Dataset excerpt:
* * * * * * *

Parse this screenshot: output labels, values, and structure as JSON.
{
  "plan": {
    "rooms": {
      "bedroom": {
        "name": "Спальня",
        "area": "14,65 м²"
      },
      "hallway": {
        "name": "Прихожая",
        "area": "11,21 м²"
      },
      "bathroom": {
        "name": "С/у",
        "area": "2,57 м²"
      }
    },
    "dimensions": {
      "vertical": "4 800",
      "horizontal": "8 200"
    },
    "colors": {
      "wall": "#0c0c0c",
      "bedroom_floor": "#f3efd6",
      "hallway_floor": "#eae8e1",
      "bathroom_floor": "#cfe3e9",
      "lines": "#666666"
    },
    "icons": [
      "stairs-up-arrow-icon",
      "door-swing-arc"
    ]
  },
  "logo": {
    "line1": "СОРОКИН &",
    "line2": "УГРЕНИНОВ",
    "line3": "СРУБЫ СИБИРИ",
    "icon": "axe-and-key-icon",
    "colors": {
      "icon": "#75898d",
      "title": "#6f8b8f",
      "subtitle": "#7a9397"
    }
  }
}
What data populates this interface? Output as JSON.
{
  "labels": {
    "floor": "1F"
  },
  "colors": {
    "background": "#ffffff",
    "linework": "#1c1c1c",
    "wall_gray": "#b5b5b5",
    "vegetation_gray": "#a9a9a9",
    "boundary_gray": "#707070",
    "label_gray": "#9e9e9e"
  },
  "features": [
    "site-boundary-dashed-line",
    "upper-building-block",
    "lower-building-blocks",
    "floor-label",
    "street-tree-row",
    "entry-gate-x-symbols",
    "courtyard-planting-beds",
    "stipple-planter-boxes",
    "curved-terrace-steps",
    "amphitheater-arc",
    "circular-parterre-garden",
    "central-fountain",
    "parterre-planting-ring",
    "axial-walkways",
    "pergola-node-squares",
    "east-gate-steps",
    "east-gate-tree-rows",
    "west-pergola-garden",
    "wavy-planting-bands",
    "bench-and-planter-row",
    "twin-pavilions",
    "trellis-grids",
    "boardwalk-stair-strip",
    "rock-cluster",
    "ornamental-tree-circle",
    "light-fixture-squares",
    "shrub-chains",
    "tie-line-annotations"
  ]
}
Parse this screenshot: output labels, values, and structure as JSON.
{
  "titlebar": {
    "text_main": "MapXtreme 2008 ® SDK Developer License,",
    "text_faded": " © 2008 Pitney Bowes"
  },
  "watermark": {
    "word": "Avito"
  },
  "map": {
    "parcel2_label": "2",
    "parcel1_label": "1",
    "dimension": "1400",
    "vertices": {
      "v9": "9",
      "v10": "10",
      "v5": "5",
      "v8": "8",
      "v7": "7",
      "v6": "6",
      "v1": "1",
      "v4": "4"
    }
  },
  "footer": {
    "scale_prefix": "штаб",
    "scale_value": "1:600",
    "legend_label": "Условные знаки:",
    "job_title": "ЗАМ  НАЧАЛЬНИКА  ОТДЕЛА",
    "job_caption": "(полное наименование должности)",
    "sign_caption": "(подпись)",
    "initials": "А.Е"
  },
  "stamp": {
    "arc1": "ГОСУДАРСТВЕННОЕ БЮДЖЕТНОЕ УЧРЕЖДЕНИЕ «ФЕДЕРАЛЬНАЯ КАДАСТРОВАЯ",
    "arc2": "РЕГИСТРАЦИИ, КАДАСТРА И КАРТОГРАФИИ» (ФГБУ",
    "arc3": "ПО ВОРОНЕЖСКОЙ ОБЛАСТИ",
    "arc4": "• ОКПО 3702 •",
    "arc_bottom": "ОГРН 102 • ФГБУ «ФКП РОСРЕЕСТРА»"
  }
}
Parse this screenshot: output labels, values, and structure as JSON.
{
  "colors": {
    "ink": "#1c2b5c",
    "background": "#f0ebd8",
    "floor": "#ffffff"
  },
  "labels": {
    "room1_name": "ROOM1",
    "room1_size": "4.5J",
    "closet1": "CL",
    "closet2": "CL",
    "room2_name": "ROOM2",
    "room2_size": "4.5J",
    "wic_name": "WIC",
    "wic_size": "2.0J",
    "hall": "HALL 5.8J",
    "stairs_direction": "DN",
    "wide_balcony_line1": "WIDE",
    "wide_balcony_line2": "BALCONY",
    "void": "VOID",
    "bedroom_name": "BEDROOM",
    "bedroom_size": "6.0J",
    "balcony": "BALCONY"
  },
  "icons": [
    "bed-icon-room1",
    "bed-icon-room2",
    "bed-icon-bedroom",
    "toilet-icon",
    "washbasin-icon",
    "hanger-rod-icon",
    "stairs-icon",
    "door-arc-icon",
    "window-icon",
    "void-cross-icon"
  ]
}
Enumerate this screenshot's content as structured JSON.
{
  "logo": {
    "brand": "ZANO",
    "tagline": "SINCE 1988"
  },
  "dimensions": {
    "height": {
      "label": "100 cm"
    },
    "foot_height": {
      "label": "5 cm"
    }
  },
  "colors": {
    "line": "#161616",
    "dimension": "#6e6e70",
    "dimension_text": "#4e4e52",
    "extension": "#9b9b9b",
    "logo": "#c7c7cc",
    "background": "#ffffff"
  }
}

* * * * * * *

• _TASK BRIEF_: Output only the lines running from the line with "Enumerate this screenshot's" through the final line of the data, inclusive.

• _REPLY_:
Enumerate this screenshot's content as structured JSON.
{
  "logo": {
    "brand": "ZANO",
    "tagline": "SINCE 1988"
  },
  "dimensions": {
    "height": {
      "label": "100 cm"
    },
    "foot_height": {
      "label": "5 cm"
    }
  },
  "colors": {
    "line": "#161616",
    "dimension": "#6e6e70",
    "dimension_text": "#4e4e52",
    "extension": "#9b9b9b",
    "logo": "#c7c7cc",
    "background": "#ffffff"
  }
}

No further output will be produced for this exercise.